START Information shown

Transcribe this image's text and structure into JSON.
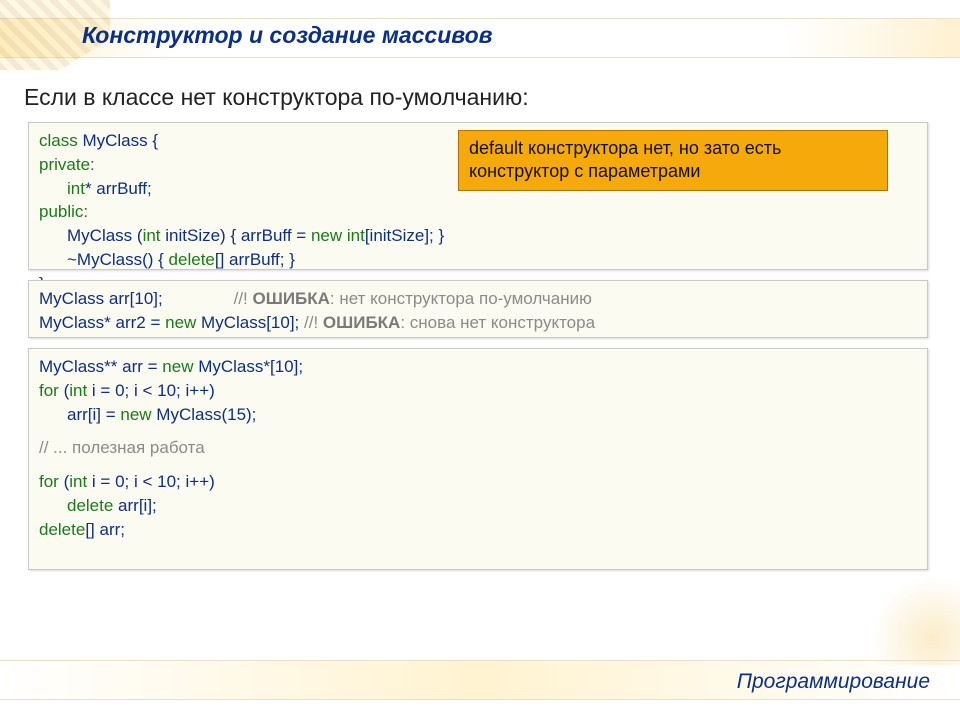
{
  "title": "Конструктор и создание массивов",
  "subtitle": "Если в классе нет конструктора по-умолчанию:",
  "callout": "default конструктора нет, но зато есть конструктор с параметрами",
  "footer": "Программирование",
  "code1": {
    "l1": {
      "a": "class",
      "b": " MyClass {"
    },
    "l2": {
      "a": "private",
      "b": ":"
    },
    "l3": {
      "a": "int",
      "b": "* arrBuff;"
    },
    "l4": {
      "a": "public",
      "b": ":"
    },
    "l5": {
      "a": "MyClass (",
      "b": "int",
      "c": " initSize) { arrBuff = ",
      "d": "new int",
      "e": "[initSize]; }"
    },
    "l6": {
      "a": "~MyClass() { ",
      "b": "delete",
      "c": "[] arrBuff; }"
    },
    "l7": "};"
  },
  "code2": {
    "l1": {
      "a": "MyClass arr[10];",
      "pad": "               ",
      "b": "//! ",
      "c": "ОШИБКА",
      "d": ": нет конструктора по-умолчанию"
    },
    "l2": {
      "a": "MyClass* arr2 = ",
      "b": "new",
      "c": " MyClass[10]; ",
      "d": "//! ",
      "e": "ОШИБКА",
      "f": ": снова нет конструктора"
    }
  },
  "code3": {
    "l1": {
      "a": "MyClass** arr = ",
      "b": "new",
      "c": " MyClass*[10];"
    },
    "l2": {
      "a": "for",
      "b": " (",
      "c": "int",
      "d": " i = 0; i < 10; i++)"
    },
    "l3": {
      "a": "arr[i] = ",
      "b": "new",
      "c": " MyClass(15);"
    },
    "l4": "// ... полезная работа",
    "l5": {
      "a": "for",
      "b": " (",
      "c": "int",
      "d": " i = 0; i < 10; i++)"
    },
    "l6": {
      "a": "delete",
      "b": " arr[i];"
    },
    "l7": {
      "a": "delete",
      "b": "[] arr;"
    }
  }
}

END Information shown

* What is asked *
Return the full material word for word. Do not include the pictures.

* Problem solution *
Transcribe this image's text and structure into JSON.
{
  "title": "Конструктор и создание массивов",
  "subtitle": "Если в классе нет конструктора по-умолчанию:",
  "callout": "default конструктора нет, но зато есть конструктор с параметрами",
  "footer": "Программирование",
  "code1": {
    "l1": {
      "a": "class",
      "b": " MyClass {"
    },
    "l2": {
      "a": "private",
      "b": ":"
    },
    "l3": {
      "a": "int",
      "b": "* arrBuff;"
    },
    "l4": {
      "a": "public",
      "b": ":"
    },
    "l5": {
      "a": "MyClass (",
      "b": "int",
      "c": " initSize) { arrBuff = ",
      "d": "new int",
      "e": "[initSize]; }"
    },
    "l6": {
      "a": "~MyClass() { ",
      "b": "delete",
      "c": "[] arrBuff; }"
    },
    "l7": "};"
  },
  "code2": {
    "l1": {
      "a": "MyClass arr[10];",
      "pad": "               ",
      "b": "//! ",
      "c": "ОШИБКА",
      "d": ": нет конструктора по-умолчанию"
    },
    "l2": {
      "a": "MyClass* arr2 = ",
      "b": "new",
      "c": " MyClass[10]; ",
      "d": "//! ",
      "e": "ОШИБКА",
      "f": ": снова нет конструктора"
    }
  },
  "code3": {
    "l1": {
      "a": "MyClass** arr = ",
      "b": "new",
      "c": " MyClass*[10];"
    },
    "l2": {
      "a": "for",
      "b": " (",
      "c": "int",
      "d": " i = 0; i < 10; i++)"
    },
    "l3": {
      "a": "arr[i] = ",
      "b": "new",
      "c": " MyClass(15);"
    },
    "l4": "// ... полезная работа",
    "l5": {
      "a": "for",
      "b": " (",
      "c": "int",
      "d": " i = 0; i < 10; i++)"
    },
    "l6": {
      "a": "delete",
      "b": " arr[i];"
    },
    "l7": {
      "a": "delete",
      "b": "[] arr;"
    }
  }
}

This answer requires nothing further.